──────── Records

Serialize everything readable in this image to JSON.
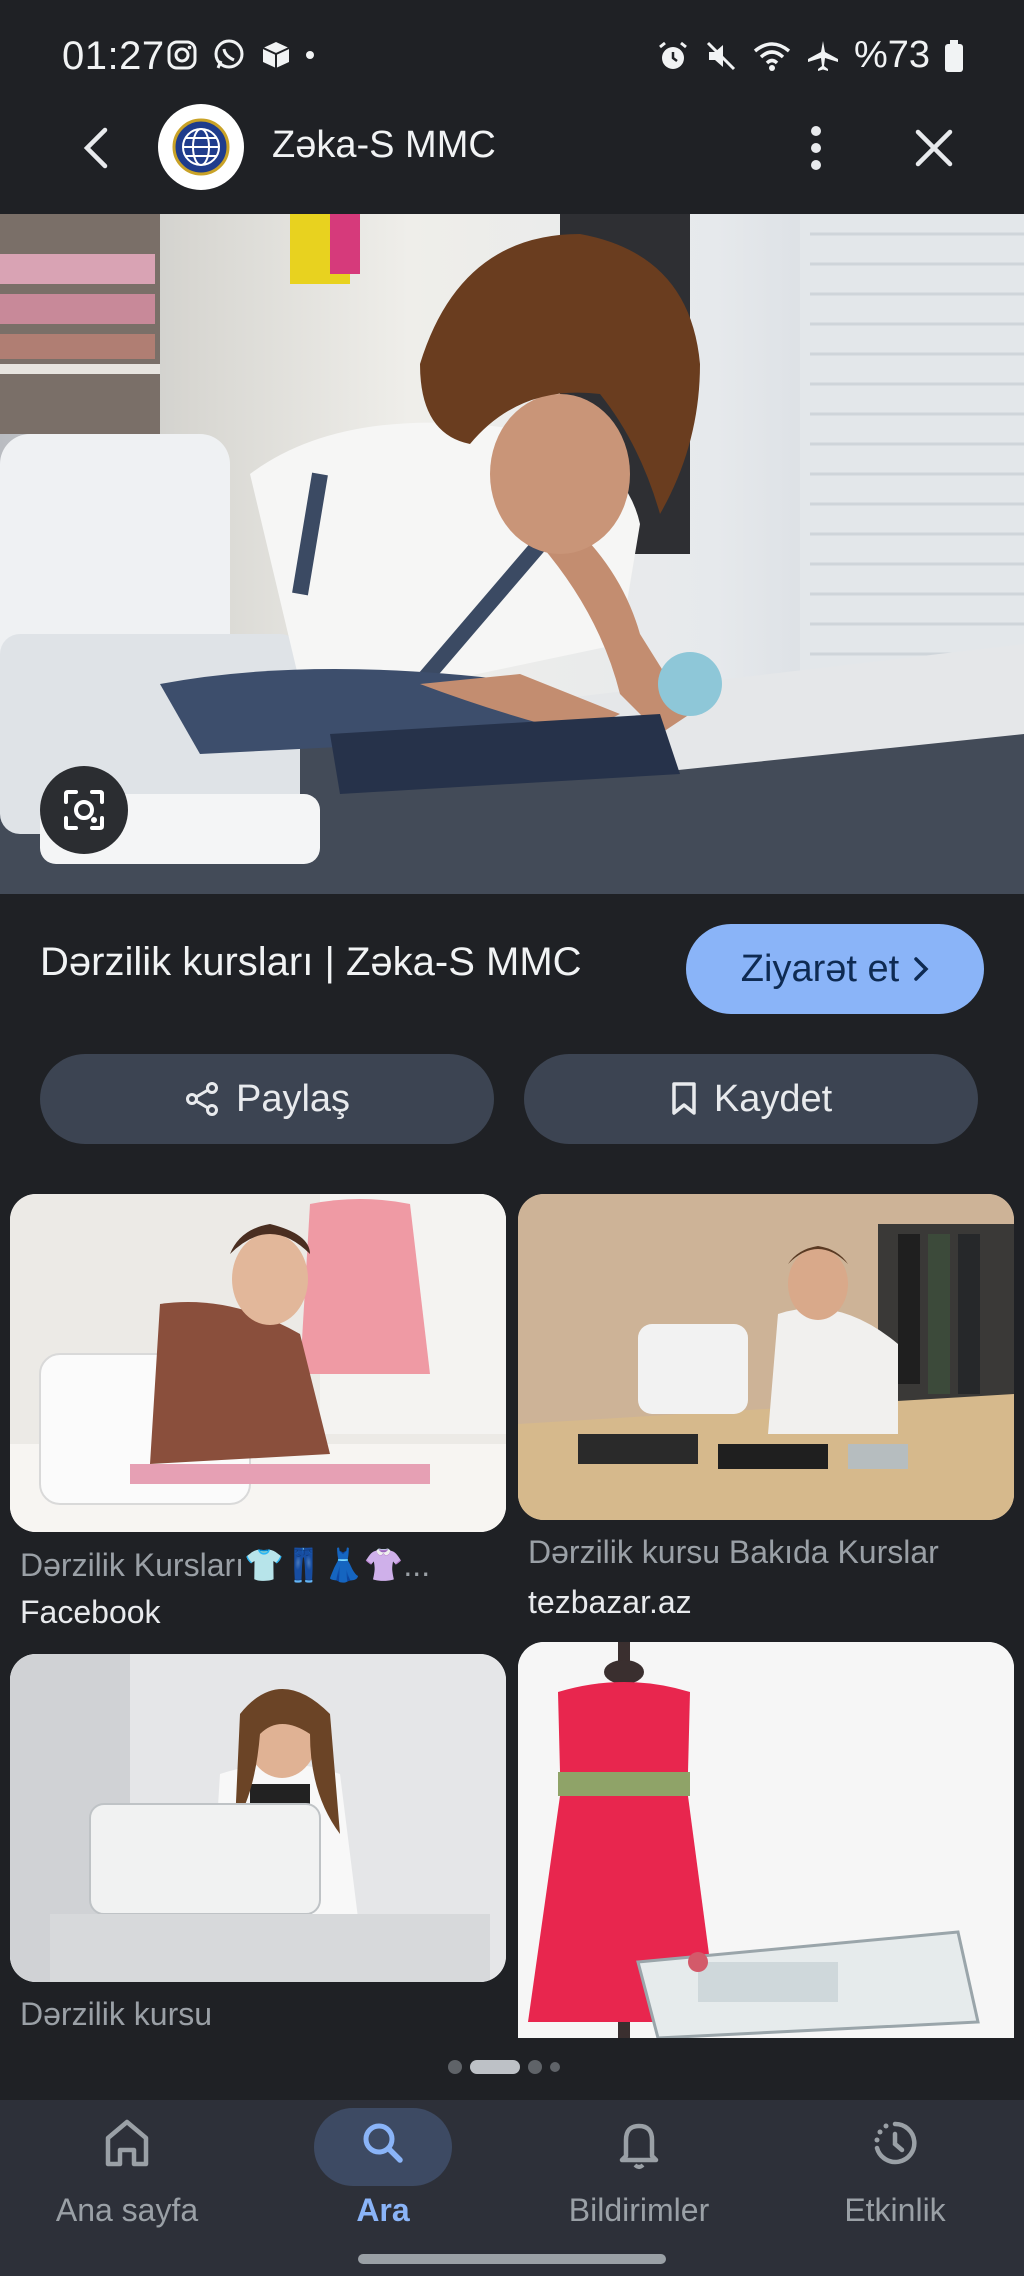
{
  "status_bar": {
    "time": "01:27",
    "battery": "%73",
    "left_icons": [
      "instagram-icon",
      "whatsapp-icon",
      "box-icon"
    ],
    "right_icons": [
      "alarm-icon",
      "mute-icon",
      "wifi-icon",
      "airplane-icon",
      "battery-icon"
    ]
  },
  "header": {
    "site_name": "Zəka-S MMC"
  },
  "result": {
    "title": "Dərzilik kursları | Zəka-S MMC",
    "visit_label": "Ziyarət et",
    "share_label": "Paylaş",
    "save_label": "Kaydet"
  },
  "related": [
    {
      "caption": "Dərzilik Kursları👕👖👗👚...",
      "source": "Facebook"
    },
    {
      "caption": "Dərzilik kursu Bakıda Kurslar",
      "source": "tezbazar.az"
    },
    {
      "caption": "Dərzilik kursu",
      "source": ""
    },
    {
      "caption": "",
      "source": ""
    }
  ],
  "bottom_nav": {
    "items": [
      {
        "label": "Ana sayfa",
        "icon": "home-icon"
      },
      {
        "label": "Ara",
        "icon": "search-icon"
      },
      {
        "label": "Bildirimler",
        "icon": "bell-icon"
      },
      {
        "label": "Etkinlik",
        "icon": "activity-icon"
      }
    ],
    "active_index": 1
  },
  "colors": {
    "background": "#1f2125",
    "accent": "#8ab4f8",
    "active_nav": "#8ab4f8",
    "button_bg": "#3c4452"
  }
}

────────────────

What is expected – Copy each line holding the word "kursu" from the listing above.

Task answer –
      "caption": "Dərzilik kursu Bakıda Kurslar",
      "caption": "Dərzilik kursu",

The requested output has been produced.